[Data extracted from a collection]
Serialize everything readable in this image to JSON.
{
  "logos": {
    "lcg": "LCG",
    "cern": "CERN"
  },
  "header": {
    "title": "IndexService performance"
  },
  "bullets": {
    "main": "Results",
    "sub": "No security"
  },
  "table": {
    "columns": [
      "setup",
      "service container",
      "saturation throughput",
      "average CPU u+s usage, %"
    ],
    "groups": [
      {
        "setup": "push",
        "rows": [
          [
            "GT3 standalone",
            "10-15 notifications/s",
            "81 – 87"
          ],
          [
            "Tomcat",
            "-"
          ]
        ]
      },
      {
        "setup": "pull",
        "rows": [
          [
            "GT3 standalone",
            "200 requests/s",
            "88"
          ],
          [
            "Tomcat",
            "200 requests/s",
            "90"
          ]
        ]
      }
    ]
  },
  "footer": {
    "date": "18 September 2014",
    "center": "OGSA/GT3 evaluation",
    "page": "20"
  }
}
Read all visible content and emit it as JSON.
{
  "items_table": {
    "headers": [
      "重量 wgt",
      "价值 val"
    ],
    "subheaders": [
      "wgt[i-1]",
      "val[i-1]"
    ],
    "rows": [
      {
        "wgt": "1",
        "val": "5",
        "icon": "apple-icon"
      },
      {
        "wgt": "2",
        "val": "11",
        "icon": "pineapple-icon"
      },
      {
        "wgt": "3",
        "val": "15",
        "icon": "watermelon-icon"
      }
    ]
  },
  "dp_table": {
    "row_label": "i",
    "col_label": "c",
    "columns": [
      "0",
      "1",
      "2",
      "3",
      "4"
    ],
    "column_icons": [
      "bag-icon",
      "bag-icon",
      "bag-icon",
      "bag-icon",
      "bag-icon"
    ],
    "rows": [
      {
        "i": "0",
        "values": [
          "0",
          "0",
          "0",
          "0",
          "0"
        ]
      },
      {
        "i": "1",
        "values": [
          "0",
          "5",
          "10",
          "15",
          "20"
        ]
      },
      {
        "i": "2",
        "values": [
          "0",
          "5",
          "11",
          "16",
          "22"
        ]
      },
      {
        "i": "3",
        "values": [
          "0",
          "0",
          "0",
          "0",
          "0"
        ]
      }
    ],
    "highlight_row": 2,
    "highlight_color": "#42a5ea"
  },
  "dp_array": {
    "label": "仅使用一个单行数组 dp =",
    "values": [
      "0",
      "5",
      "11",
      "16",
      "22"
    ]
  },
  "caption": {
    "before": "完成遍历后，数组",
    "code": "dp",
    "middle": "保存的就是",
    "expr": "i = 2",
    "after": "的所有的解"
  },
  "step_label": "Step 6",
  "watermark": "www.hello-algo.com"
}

▸ To be done: Count every line of the records that holds the string "JSON". Write only the total.

▸ Full answer: 2